[Stored records]
************
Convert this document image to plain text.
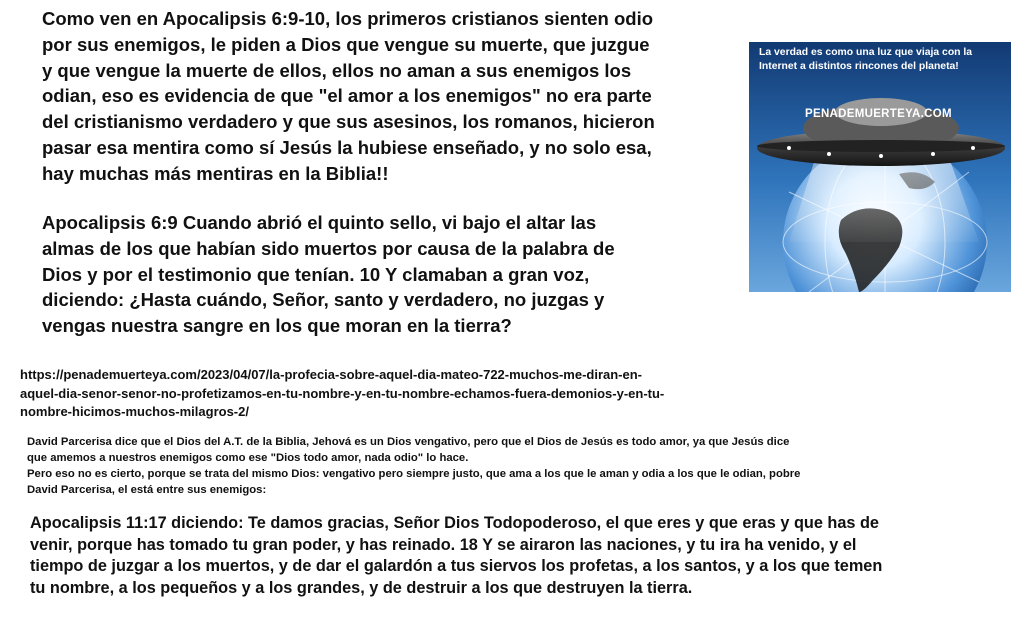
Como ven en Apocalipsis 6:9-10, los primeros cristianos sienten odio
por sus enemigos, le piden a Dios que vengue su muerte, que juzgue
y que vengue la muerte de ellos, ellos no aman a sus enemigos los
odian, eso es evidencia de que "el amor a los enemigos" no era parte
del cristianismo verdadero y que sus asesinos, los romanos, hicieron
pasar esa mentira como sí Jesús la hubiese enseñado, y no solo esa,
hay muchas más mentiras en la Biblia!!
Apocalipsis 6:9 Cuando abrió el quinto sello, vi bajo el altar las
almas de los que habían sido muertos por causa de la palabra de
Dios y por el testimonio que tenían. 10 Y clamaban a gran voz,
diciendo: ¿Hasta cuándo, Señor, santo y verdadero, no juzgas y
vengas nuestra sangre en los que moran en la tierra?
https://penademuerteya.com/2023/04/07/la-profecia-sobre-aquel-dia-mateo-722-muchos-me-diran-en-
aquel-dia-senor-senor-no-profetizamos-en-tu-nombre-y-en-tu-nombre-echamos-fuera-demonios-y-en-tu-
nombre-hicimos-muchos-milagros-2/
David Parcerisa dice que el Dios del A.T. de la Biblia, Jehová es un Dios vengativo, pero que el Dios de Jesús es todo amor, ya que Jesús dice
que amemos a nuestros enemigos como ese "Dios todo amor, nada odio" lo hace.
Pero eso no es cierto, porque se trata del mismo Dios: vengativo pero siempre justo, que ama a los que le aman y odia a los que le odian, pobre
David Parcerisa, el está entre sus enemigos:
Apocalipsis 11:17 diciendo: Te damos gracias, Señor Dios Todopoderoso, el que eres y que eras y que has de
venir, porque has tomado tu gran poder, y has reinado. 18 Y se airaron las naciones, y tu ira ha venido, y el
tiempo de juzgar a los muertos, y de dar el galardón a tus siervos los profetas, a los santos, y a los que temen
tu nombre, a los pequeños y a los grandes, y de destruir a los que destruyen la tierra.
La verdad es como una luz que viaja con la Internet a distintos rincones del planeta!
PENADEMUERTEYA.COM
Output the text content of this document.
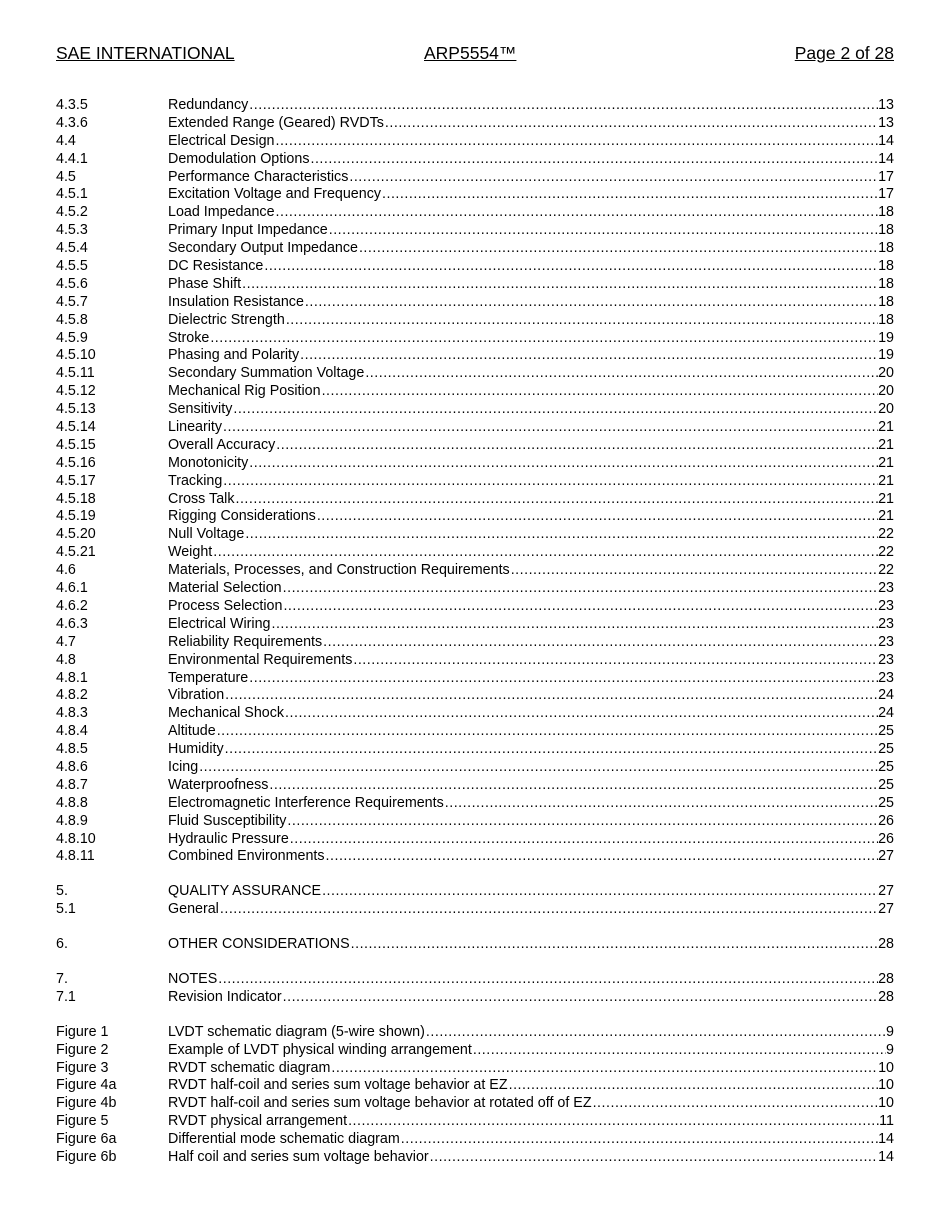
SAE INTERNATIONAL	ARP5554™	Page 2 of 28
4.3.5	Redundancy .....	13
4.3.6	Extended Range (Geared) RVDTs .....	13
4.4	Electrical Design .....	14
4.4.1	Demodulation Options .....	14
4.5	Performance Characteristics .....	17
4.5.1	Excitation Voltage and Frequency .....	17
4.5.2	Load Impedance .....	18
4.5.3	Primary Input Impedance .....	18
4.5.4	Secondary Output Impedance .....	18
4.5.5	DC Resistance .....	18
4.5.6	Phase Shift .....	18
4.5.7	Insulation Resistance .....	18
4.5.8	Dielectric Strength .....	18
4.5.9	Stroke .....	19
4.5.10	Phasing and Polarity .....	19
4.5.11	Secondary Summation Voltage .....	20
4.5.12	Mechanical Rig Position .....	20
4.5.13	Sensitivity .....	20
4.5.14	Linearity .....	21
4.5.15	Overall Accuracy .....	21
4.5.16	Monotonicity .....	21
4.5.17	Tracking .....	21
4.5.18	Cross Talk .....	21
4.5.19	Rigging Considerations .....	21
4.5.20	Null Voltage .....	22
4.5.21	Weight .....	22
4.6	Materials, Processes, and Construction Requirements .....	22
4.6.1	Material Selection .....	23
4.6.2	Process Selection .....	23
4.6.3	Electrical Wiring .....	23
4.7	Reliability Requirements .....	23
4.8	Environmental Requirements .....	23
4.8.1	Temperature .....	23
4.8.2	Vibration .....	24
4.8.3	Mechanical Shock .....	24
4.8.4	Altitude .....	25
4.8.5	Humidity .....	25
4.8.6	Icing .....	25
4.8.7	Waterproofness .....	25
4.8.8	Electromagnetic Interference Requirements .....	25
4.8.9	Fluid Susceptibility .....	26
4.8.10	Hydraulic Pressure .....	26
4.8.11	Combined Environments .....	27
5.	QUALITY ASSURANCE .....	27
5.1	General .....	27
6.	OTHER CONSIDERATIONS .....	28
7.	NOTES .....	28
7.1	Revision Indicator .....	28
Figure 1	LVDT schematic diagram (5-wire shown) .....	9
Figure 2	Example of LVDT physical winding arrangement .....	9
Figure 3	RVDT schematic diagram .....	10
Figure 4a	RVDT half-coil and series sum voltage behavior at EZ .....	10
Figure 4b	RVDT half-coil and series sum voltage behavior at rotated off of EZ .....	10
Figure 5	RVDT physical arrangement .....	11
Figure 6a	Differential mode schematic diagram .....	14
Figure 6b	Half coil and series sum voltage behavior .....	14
************
What you are asked to do - Reproduce each line of the entries in which the word "pero" is found.

Exercise output -
David Parcerisa dice que el Dios del A.T. de la Biblia, Jehová es un Dios vengativo, pero que el Dios de Jesús es todo amor, ya que Jesús dice
Pero eso no es cierto, porque se trata del mismo Dios: vengativo pero siempre justo, que ama a los que le aman y odia a los que le odian, pobre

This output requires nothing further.